* _Data to process_
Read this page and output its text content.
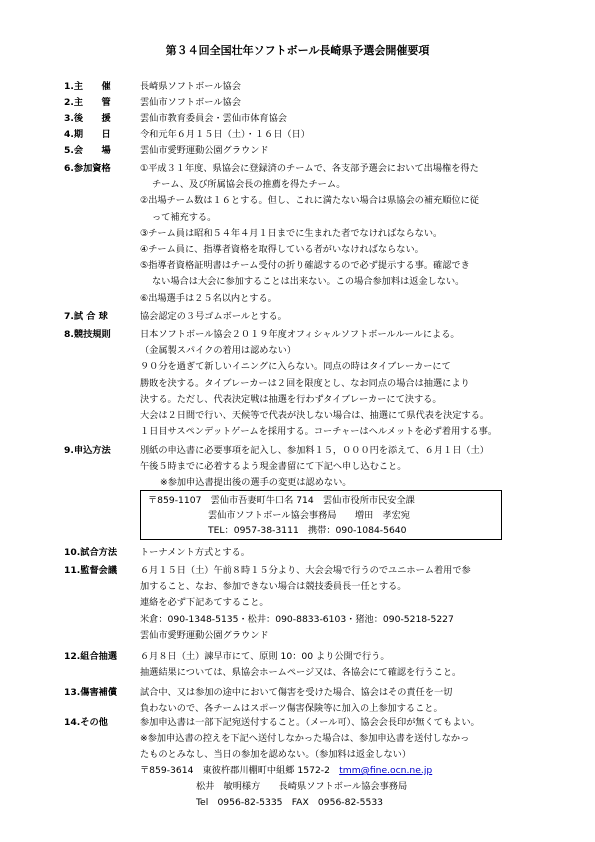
第３４回全国壮年ソフトボール長崎県予選会開催要項
1.主　　催	長崎県ソフトボール協会
2.主　　管	雲仙市ソフトボール協会
3.後　　援	雲仙市教育委員会・雲仙市体育協会
4.期　　日	令和元年６月１５日（土）・１６日（日）
5.会　　場	雲仙市愛野運動公園グラウンド
6.参加資格	①平成３１年度、県協会に登録済のチームで、各支部予選会において出場権を得た
チーム、及び所属協会長の推薦を得たチーム。
②出場チーム数は１６とする。但し、これに満たない場合は県協会の補充順位に従
って補充する。
③チーム員は昭和５４年４月１日までに生まれた者でなければならない。
④チーム員に、指導者資格を取得している者がいなければならない。
⑤指導者資格証明書はチーム受付の折り確認するので必ず提示する事。確認でき
ない場合は大会に参加することは出来ない。この場合参加料は返金しない。
⑥出場選手は２５名以内とする。
7.試 合 球	協会認定の３号ゴムボールとする。
8.競技規則	日本ソフトボール協会２０１９年度オフィシャルソフトボールルールによる。
（金属製スパイクの着用は認めない）
９０分を過ぎて新しいイニングに入らない。同点の時はタイブレーカーにて
勝敗を決する。タイブレーカーは２回を限度とし、なお同点の場合は抽選により
決する。ただし、代表決定戦は抽選を行わずタイブレーカーにて決する。
大会は２日間で行い、天候等で代表が決しない場合は、抽選にて県代表を決定する。
１日目サスペンデットゲームを採用する。コーチャーはヘルメットを必ず着用する事。
9.申込方法	別紙の申込書に必要事項を記入し、参加料１５，０００円を添えて、６月１日（土）
午後５時までに必着するよう現金書留にて下記へ申し込むこと。
※参加申込書提出後の選手の変更は認めない。
10.試合方法 トーナメント方式とする。
11.監督会議 ６月１５日（土）午前８時１５分より、大会会場で行うのでユニホーム着用で参
加すること、なお、参加できない場合は競技委員長一任とする。
連絡を必ず下記あてすること。
米倉：090-1348-5135・松井：090-8833-6103・猪池：090-5218-5227
雲仙市愛野運動公園グラウンド
12.組合抽選 ６月８日（土）諫早市にて、原則 10：00 より公開で行う。
抽選結果については、県協会ホームページ又は、各協会にて確認を行うこと。
13.傷害補償 試合中、又は参加の途中において傷害を受けた場合、協会はその責任を一切
負わないので、各チームはスポーツ傷害保険等に加入の上参加すること。
14.その他	参加申込書は一部下記宛送付すること。（メール可）、協会会長印が無くてもよい。
※参加申込書の控えを下記へ送付しなかった場合は、参加申込書を送付しなかっ
たものとみなし、当日の参加を認めない。（参加料は返金しない）
〒859-1107　雲仙市吾妻町牛口名 714　雲仙市役所市民安全課
雲仙市ソフトボール協会事務局　　増田　孝宏宛
TEL：0957-38-3111　携帯：090-1084-5640
〒859-3614　東彼杵郡川棚町中組郷 1572-2　 tmm@fine.ocn.ne.jp
松井　敏明様方　　長崎県ソフトボール協会事務局
Tel　0956-82-5335　FAX　0956-82-5533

* _The request_
Select every line above that contains the word "雲仙市愛野運動公園グラウンド", and copy it.

* _Solution_
5.会　　場	雲仙市愛野運動公園グラウンド
雲仙市愛野運動公園グラウンド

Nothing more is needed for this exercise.